• _SOURCE PASSAGE_
------------------------------

[lxml-dev] About objectify

jholg at gmx.de jholg at gmx.de
Tue Jan 22 14:54:42 CET 2008


Hi David,



> Does anyone have a simple example with a short XML file containing some
> elements, its schema, and the python code parsing the file using
> objectify with the xsi namespace to do type association ?
> 
> 




I'm not quite sure I understand what you try to achieve,

but lxml.objectify does not necessarily need a schema:

  $ cat simpleInstance.xml
<root>
    <s>A string, hopefully.</s>
</root>

  You can simply parse this using objecify:

 >>> from lxml import etree, objectify
>>> root = objectify.parse("simpleInstance.xml").getroot()
>>> print objectify.dump(root)
root = None [ObjectifiedElement]
    s = 'A string, hopefully.' [StringElement]
>>> print root.s
A string, hopefully.
>>>

 What you can do is validate this XML tree against a schema:

 $ cat simpleSchema.xsd
<xsd:schema xmlns:xsd="http://www.w3.org/2001/XMLSchema">
 
  <xsd:element name="root" type="RootType"/>
 
  <xsd:complexType name="RootType">
    <xsd:sequence>
      <xsd:element name="s" type="xsd:string"/>
    </xsd:sequence>
  </xsd:complexType>
</xsd:schema> 

 >>> from lxml import etree, objectify
>>> root = objectify.parse("simpleInstance.xml").getroot()
>>> schema = etree.XMLSchema(objectify.parse("simpleSchema.xsd"))
>>> schema.validate(root)
True
>>> 
 No xsi:type information anywhere, so far.

 What you currently can not do is use the schema to *add* xsi:type 
attributes

to the XML instance. Or, to put it another way, schema-validation does not

add any type-information.

------------------------------

• _BRIEF 1_
List each distinct tag name with the xsd: prefix that opens a tag in the schema file shown in the lxml post.
• _BRIEF 2_
Retype the part of the lxml post between "What you currently" and "add any type-information.", inclusive.
You can ignore the rows; the tasks need only the lxml post.

------------------------------

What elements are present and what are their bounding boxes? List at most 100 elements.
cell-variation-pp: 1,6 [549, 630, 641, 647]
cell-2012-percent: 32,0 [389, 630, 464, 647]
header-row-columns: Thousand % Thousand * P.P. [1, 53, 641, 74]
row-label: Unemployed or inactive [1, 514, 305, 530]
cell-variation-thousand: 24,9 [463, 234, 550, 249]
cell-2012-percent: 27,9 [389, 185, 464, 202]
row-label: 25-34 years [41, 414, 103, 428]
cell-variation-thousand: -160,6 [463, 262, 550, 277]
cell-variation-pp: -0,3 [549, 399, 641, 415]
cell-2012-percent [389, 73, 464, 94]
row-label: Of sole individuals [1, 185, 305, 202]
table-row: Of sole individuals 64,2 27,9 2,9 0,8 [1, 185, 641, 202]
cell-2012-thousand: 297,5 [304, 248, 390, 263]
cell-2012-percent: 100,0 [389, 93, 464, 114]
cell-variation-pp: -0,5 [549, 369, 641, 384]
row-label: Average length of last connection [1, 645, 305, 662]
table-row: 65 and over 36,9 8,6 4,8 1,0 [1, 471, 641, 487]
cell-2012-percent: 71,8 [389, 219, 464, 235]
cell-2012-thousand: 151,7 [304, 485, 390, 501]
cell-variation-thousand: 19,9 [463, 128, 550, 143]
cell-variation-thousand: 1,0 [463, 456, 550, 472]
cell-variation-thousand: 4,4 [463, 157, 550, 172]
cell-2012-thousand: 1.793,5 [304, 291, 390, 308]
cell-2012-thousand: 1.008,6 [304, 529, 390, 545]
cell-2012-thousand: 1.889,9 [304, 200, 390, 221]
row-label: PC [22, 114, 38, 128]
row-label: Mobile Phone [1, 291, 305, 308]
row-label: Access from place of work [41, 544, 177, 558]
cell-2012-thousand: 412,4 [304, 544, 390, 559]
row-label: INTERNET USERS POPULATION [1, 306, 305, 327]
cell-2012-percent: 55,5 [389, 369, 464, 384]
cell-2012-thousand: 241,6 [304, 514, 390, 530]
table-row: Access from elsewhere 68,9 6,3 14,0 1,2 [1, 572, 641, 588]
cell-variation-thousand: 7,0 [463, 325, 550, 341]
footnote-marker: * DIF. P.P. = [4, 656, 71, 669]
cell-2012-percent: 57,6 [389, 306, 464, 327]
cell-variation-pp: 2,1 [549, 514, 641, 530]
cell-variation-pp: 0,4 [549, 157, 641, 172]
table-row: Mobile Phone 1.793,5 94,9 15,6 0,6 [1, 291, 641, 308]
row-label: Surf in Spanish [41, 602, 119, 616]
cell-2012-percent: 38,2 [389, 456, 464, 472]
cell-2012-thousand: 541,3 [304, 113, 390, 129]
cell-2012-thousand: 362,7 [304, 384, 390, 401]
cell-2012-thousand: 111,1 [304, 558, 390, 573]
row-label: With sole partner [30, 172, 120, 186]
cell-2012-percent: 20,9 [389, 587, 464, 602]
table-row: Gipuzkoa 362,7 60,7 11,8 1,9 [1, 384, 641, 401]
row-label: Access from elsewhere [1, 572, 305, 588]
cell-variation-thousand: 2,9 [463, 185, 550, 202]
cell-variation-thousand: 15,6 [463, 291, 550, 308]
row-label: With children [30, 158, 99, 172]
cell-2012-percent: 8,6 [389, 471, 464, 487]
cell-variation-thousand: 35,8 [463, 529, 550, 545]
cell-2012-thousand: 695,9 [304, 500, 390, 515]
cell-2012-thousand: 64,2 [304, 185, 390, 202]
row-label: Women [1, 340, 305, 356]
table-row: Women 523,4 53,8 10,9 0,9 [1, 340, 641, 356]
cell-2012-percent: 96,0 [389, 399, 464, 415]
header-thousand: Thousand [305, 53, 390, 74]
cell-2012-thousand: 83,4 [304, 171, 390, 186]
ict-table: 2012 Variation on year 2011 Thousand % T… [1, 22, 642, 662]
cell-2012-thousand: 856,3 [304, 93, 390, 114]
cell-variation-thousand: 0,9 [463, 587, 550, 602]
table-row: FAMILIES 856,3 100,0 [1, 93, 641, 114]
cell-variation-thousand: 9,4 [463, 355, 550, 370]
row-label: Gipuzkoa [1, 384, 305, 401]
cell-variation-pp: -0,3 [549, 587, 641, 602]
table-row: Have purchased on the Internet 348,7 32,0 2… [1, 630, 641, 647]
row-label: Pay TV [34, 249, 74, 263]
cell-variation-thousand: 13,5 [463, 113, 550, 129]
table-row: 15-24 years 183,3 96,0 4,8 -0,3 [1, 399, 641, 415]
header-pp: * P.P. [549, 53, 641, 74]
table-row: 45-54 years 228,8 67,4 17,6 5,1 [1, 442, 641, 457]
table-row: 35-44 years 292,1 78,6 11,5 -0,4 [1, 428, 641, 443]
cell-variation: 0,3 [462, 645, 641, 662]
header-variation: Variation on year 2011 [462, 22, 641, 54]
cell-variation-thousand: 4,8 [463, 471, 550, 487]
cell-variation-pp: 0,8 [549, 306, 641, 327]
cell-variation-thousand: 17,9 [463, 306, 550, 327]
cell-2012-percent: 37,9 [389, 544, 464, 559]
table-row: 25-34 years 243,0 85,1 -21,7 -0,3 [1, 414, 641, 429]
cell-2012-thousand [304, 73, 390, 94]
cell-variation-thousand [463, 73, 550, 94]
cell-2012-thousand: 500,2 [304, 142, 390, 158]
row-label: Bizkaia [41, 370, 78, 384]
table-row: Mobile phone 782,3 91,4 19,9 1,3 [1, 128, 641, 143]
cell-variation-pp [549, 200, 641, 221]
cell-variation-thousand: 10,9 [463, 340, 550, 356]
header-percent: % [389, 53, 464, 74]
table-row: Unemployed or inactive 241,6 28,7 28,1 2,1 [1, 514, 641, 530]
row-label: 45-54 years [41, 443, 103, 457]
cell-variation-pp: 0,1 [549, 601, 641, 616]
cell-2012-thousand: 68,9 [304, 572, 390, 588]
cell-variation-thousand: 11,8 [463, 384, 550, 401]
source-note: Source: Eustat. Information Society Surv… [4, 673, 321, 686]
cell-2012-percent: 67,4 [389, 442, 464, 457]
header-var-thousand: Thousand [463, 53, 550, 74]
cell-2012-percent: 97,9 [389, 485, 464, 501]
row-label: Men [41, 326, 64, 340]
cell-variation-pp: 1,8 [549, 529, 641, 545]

------------------------------

• _REPLY 1_
xsd:schema
xsd:element
xsd:complexType
xsd:sequence

• _REPLY 2_
What you currently can not do is use the schema to *add* xsi:type 
attributes

to the XML instance. Or, to put it another way, schema-validation does not

add any type-information.